Pimentel stood tall at a time when other men cowered in fear, roundly indicting, at every opportunity, the shameless martial rule of Marcos as a gross criminal act perpetrated upon our people, and condemning the evil schemes of the Marcos couple to perpetuate themselves in power through cajolery, bribery and threats. Importantly, he never lost his humor.  Recalling his first arrest just after Marcos declared martial law, soldiers ransacked his library in search of “subversive books” that would incriminate him. While they confiscated his books on Mao, Che Guevara, the Huk rebellion, and books with revolutionary themes, his wife pulled out the book entitled Today’s Revolution: Democracy, offering it to his military captors.  They refused to confiscate the book because it was authored by Marcos himself.

 

Pimentel’s romantic character is betrayed by the beautiful verses he quotes or creates.  In one passage of forcible separation from his family, he writes, “my heart was wrenched with pain when they took me away,” and quotes poet Kahlil Gibran: “Love knows not its own depth until the hour of separation.” He taught his children to be discerning and compassionate. Sponsoring family essay-writing contests, he once showed the photo of an emaciated child suffering from famine. His son Jac responded, “I pity the boy. I want to help him.” Jac is now a medical doctor, with his free medical missions for the impoverished. Valuing the nurturance of children, he has already bequeathed the greatest legacy to his children: to care and love for those who have nothing. Such sterling values makes me recall a friend’s message, “If you lose your wealth, you lose nothing. If you lose your job or your position, you lose nothing. But if you lose your values, your character, your compassion, you lose everything.”

* _SUPPLIED MATERIAL_

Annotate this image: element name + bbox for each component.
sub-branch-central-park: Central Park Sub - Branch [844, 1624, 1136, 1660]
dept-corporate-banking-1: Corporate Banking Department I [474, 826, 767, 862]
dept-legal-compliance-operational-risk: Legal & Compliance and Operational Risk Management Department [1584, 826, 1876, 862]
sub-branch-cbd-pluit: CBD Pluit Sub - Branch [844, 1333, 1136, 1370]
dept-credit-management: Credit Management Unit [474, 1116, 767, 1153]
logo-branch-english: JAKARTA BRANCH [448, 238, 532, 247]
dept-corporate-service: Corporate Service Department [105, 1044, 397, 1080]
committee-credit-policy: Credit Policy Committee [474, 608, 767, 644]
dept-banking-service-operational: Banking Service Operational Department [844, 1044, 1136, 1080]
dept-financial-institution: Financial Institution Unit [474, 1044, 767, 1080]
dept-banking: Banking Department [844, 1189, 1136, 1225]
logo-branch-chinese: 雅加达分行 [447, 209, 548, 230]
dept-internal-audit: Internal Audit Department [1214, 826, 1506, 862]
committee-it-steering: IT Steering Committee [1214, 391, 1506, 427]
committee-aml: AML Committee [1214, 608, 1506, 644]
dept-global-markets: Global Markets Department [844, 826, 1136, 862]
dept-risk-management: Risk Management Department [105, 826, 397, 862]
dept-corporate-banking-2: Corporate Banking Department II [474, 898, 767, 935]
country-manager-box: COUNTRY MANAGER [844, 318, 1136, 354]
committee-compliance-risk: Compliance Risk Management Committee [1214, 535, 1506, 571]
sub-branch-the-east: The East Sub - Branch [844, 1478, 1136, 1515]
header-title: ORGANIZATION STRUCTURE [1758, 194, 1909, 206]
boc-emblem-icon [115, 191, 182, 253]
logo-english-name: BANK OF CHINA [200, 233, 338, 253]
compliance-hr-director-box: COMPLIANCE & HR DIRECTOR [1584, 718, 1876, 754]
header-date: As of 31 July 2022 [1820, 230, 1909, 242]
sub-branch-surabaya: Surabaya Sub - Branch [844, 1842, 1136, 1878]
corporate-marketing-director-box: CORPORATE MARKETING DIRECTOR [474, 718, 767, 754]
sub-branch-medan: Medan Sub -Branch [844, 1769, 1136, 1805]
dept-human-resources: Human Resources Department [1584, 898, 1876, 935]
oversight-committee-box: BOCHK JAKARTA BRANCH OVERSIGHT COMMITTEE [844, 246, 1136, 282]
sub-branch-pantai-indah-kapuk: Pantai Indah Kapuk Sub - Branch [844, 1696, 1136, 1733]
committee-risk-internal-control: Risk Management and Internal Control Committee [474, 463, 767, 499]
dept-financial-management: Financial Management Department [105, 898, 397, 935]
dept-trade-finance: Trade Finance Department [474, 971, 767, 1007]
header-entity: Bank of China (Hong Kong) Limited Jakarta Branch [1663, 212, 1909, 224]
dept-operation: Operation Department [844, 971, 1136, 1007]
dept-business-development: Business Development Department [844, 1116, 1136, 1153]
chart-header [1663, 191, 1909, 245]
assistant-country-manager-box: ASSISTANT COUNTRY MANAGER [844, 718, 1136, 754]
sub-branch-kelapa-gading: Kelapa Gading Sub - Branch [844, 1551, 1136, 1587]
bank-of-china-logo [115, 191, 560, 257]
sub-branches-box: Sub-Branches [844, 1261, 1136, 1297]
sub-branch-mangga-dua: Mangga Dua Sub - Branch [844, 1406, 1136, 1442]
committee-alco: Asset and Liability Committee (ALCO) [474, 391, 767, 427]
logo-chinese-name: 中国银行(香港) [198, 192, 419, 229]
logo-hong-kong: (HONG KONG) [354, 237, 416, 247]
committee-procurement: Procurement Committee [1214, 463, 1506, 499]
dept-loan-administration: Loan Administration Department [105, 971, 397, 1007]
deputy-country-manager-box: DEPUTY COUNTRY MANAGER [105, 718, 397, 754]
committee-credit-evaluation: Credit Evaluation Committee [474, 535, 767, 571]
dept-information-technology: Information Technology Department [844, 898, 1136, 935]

* _TASKS TO CARRY OUT_
a: From the passage on Pimentel, copy the text starting with "Pimentel stood tall" and going on through "by Marcos himself.".
b: Answer these questions from the passage on Pimentel:
(i) What book did Pimentel's wife offer to the soldiers during his first arrest?
(ii) Which poet does Pimentel quote about separation?
(iii) What is Pimentel's son Jac now?

* _RESPONSE LIST_
a:
Pimentel stood tall at a time when other men cowered in fear, roundly indicting, at every opportunity, the shameless martial rule of Marcos as a gross criminal act perpetrated upon our people, and condemning the evil schemes of the Marcos couple to perpetuate themselves in power through cajolery, bribery and threats. Importantly, he never lost his humor.  Recalling his first arrest just after Marcos declared martial law, soldiers ransacked his library in search of “subversive books” that would incriminate him. While they confiscated his books on Mao, Che Guevara, the Huk rebellion, and books with revolutionary themes, his wife pulled out the book entitled Today’s Revolution: Democracy, offering it to his military captors.  They refused to confiscate the book because it was authored by Marcos himself.

b:
(i) Today's Revolution: Democracy
(ii) Kahlil Gibran
(iii) A medical doctor